* EXERCISE DIRECTIONS:
Reproduce all entries precisely, down to the last character.

Dataset excerpt:
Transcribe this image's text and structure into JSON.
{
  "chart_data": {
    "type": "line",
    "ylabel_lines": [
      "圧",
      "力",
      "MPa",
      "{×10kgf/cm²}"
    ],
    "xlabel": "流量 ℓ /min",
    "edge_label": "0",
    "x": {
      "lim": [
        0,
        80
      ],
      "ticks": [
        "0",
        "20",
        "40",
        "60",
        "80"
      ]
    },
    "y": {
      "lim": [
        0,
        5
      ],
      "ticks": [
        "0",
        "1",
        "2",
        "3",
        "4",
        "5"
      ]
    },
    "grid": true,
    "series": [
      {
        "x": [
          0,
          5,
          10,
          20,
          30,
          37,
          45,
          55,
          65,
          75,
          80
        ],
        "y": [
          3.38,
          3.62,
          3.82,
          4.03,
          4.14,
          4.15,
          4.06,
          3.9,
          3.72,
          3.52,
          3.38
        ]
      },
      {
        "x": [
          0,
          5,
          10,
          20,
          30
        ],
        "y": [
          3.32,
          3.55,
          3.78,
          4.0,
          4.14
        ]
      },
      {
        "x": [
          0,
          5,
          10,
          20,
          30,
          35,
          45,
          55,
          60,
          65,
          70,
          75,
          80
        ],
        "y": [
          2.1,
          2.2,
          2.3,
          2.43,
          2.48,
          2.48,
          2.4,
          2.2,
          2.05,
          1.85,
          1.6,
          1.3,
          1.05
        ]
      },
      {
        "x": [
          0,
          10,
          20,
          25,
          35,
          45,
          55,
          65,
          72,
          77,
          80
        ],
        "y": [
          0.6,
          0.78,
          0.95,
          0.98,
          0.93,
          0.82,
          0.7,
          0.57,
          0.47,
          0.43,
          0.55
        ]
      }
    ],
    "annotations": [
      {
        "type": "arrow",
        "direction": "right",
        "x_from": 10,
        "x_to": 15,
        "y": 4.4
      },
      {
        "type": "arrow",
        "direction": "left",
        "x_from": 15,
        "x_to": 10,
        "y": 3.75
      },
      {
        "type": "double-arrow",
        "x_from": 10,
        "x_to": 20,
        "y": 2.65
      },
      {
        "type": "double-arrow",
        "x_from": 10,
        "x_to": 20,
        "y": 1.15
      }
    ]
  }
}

* RESPONSE:
Transcribe this image's text and structure into JSON.
{
  "chart_data": {
    "type": "line",
    "ylabel_lines": [
      "圧",
      "力",
      "MPa",
      "{×10kgf/cm²}"
    ],
    "xlabel": "流量 ℓ /min",
    "edge_label": "0",
    "x": {
      "lim": [
        0,
        80
      ],
      "ticks": [
        "0",
        "20",
        "40",
        "60",
        "80"
      ]
    },
    "y": {
      "lim": [
        0,
        5
      ],
      "ticks": [
        "0",
        "1",
        "2",
        "3",
        "4",
        "5"
      ]
    },
    "grid": true,
    "series": [
      {
        "x": [
          0,
          5,
          10,
          20,
          30,
          37,
          45,
          55,
          65,
          75,
          80
        ],
        "y": [
          3.38,
          3.62,
          3.82,
          4.03,
          4.14,
          4.15,
          4.06,
          3.9,
          3.72,
          3.52,
          3.38
        ]
      },
      {
        "x": [
          0,
          5,
          10,
          20,
          30
        ],
        "y": [
          3.32,
          3.55,
          3.78,
          4.0,
          4.14
        ]
      },
      {
        "x": [
          0,
          5,
          10,
          20,
          30,
          35,
          45,
          55,
          60,
          65,
          70,
          75,
          80
        ],
        "y": [
          2.1,
          2.2,
          2.3,
          2.43,
          2.48,
          2.48,
          2.4,
          2.2,
          2.05,
          1.85,
          1.6,
          1.3,
          1.05
        ]
      },
      {
        "x": [
          0,
          10,
          20,
          25,
          35,
          45,
          55,
          65,
          72,
          77,
          80
        ],
        "y": [
          0.6,
          0.78,
          0.95,
          0.98,
          0.93,
          0.82,
          0.7,
          0.57,
          0.47,
          0.43,
          0.55
        ]
      }
    ],
    "annotations": [
      {
        "type": "arrow",
        "direction": "right",
        "x_from": 10,
        "x_to": 15,
        "y": 4.4
      },
      {
        "type": "arrow",
        "direction": "left",
        "x_from": 15,
        "x_to": 10,
        "y": 3.75
      },
      {
        "type": "double-arrow",
        "x_from": 10,
        "x_to": 20,
        "y": 2.65
      },
      {
        "type": "double-arrow",
        "x_from": 10,
        "x_to": 20,
        "y": 1.15
      }
    ]
  }
}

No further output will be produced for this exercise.